Extracted data entries:

════════════════

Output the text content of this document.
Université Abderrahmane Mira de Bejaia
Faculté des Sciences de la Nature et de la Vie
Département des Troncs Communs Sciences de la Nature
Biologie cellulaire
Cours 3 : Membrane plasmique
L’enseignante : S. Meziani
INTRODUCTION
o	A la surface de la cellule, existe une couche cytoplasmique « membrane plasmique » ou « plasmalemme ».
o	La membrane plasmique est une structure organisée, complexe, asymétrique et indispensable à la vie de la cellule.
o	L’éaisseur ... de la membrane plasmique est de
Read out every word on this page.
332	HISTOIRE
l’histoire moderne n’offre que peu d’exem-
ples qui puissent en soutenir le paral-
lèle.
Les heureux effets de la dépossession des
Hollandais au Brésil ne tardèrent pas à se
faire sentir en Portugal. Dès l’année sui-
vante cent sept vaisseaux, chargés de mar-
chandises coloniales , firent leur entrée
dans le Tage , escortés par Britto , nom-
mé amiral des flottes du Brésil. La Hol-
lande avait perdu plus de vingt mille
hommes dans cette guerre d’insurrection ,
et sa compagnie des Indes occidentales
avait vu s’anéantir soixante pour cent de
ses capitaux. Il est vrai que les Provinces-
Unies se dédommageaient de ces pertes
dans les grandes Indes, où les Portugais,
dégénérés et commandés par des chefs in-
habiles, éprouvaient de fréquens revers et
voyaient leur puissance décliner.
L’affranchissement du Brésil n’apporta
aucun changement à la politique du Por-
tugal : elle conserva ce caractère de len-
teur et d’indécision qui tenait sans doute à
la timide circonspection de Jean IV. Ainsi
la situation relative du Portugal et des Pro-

════════════════

* Directive *
Find the lines above holding the word "cellule" and show them.

* Solution *
o	A la surface de la cellule, existe une couche cytoplasmique « membrane plasmique » ou « plasmalemme ».
o	La membrane plasmique est une structure organisée, complexe, asymétrique et indispensable à la vie de la cellule.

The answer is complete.